• CHALLENGE: Repeat the listing in full, exactly as it stands.

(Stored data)
⁂

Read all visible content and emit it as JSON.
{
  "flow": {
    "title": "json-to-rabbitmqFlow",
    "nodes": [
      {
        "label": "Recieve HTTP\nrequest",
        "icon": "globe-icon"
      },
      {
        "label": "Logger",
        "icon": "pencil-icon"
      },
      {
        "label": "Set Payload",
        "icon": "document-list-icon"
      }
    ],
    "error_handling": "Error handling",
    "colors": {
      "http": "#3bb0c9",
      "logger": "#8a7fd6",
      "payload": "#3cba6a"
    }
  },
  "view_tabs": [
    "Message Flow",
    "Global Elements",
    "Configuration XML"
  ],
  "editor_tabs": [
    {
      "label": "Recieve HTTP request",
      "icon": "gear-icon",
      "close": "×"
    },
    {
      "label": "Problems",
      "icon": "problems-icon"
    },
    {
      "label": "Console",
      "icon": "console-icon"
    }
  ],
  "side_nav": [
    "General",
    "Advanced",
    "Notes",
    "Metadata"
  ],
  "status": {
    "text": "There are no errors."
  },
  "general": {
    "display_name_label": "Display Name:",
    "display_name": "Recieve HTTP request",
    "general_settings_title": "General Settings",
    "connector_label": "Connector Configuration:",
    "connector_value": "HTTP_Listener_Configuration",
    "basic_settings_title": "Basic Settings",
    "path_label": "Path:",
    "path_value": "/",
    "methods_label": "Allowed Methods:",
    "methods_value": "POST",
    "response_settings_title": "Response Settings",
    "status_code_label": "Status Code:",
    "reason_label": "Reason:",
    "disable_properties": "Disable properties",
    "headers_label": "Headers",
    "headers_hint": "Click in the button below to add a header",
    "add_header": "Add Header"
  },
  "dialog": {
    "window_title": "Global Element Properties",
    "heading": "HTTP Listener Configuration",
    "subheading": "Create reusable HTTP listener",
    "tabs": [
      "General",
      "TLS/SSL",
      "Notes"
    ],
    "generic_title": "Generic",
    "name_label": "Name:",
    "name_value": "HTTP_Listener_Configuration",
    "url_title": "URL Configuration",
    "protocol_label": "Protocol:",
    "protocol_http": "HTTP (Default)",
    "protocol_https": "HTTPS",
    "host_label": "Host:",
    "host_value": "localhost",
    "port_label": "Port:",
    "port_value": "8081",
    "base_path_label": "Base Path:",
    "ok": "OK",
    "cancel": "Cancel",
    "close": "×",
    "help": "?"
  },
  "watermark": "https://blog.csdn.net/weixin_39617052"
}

⁂

• WORKED ANSWER:
Read all visible content and emit it as JSON.
{
  "flow": {
    "title": "json-to-rabbitmqFlow",
    "nodes": [
      {
        "label": "Recieve HTTP\nrequest",
        "icon": "globe-icon"
      },
      {
        "label": "Logger",
        "icon": "pencil-icon"
      },
      {
        "label": "Set Payload",
        "icon": "document-list-icon"
      }
    ],
    "error_handling": "Error handling",
    "colors": {
      "http": "#3bb0c9",
      "logger": "#8a7fd6",
      "payload": "#3cba6a"
    }
  },
  "view_tabs": [
    "Message Flow",
    "Global Elements",
    "Configuration XML"
  ],
  "editor_tabs": [
    {
      "label": "Recieve HTTP request",
      "icon": "gear-icon",
      "close": "×"
    },
    {
      "label": "Problems",
      "icon": "problems-icon"
    },
    {
      "label": "Console",
      "icon": "console-icon"
    }
  ],
  "side_nav": [
    "General",
    "Advanced",
    "Notes",
    "Metadata"
  ],
  "status": {
    "text": "There are no errors."
  },
  "general": {
    "display_name_label": "Display Name:",
    "display_name": "Recieve HTTP request",
    "general_settings_title": "General Settings",
    "connector_label": "Connector Configuration:",
    "connector_value": "HTTP_Listener_Configuration",
    "basic_settings_title": "Basic Settings",
    "path_label": "Path:",
    "path_value": "/",
    "methods_label": "Allowed Methods:",
    "methods_value": "POST",
    "response_settings_title": "Response Settings",
    "status_code_label": "Status Code:",
    "reason_label": "Reason:",
    "disable_properties": "Disable properties",
    "headers_label": "Headers",
    "headers_hint": "Click in the button below to add a header",
    "add_header": "Add Header"
  },
  "dialog": {
    "window_title": "Global Element Properties",
    "heading": "HTTP Listener Configuration",
    "subheading": "Create reusable HTTP listener",
    "tabs": [
      "General",
      "TLS/SSL",
      "Notes"
    ],
    "generic_title": "Generic",
    "name_label": "Name:",
    "name_value": "HTTP_Listener_Configuration",
    "url_title": "URL Configuration",
    "protocol_label": "Protocol:",
    "protocol_http": "HTTP (Default)",
    "protocol_https": "HTTPS",
    "host_label": "Host:",
    "host_value": "localhost",
    "port_label": "Port:",
    "port_value": "8081",
    "base_path_label": "Base Path:",
    "ok": "OK",
    "cancel": "Cancel",
    "close": "×",
    "help": "?"
  },
  "watermark": "https://blog.csdn.net/weixin_39617052"
}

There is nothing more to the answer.